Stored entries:
────────────────────────────────────────
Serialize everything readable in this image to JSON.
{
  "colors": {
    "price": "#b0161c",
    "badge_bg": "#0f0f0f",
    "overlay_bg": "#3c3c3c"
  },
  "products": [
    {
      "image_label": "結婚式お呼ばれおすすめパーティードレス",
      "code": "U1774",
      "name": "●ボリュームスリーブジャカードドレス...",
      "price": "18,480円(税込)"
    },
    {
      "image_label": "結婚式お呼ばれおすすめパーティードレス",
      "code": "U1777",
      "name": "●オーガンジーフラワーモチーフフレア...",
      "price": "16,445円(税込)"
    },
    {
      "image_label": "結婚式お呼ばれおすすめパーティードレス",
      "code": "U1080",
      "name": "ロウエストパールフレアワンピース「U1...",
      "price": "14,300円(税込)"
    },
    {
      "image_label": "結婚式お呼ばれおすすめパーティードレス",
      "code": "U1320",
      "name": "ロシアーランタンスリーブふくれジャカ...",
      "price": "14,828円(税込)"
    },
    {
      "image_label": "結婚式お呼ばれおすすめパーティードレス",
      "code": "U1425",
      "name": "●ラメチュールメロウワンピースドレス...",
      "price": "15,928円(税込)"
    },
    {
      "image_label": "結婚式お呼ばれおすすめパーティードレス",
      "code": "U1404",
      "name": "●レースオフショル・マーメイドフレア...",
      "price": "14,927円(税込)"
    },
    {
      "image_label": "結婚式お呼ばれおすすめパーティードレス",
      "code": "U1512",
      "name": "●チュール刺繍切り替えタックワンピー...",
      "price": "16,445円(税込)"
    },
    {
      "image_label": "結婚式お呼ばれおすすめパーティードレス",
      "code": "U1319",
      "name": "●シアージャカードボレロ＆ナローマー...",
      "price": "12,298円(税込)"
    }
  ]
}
────────────────────────────────────────
**WHAT YOU SHOULD DO:** Every record above should be output exactly.

**REPLY TO THE TASK:**
Serialize everything readable in this image to JSON.
{
  "colors": {
    "price": "#b0161c",
    "badge_bg": "#0f0f0f",
    "overlay_bg": "#3c3c3c"
  },
  "products": [
    {
      "image_label": "結婚式お呼ばれおすすめパーティードレス",
      "code": "U1774",
      "name": "●ボリュームスリーブジャカードドレス...",
      "price": "18,480円(税込)"
    },
    {
      "image_label": "結婚式お呼ばれおすすめパーティードレス",
      "code": "U1777",
      "name": "●オーガンジーフラワーモチーフフレア...",
      "price": "16,445円(税込)"
    },
    {
      "image_label": "結婚式お呼ばれおすすめパーティードレス",
      "code": "U1080",
      "name": "ロウエストパールフレアワンピース「U1...",
      "price": "14,300円(税込)"
    },
    {
      "image_label": "結婚式お呼ばれおすすめパーティードレス",
      "code": "U1320",
      "name": "ロシアーランタンスリーブふくれジャカ...",
      "price": "14,828円(税込)"
    },
    {
      "image_label": "結婚式お呼ばれおすすめパーティードレス",
      "code": "U1425",
      "name": "●ラメチュールメロウワンピースドレス...",
      "price": "15,928円(税込)"
    },
    {
      "image_label": "結婚式お呼ばれおすすめパーティードレス",
      "code": "U1404",
      "name": "●レースオフショル・マーメイドフレア...",
      "price": "14,927円(税込)"
    },
    {
      "image_label": "結婚式お呼ばれおすすめパーティードレス",
      "code": "U1512",
      "name": "●チュール刺繍切り替えタックワンピー...",
      "price": "16,445円(税込)"
    },
    {
      "image_label": "結婚式お呼ばれおすすめパーティードレス",
      "code": "U1319",
      "name": "●シアージャカードボレロ＆ナローマー...",
      "price": "12,298円(税込)"
    }
  ]
}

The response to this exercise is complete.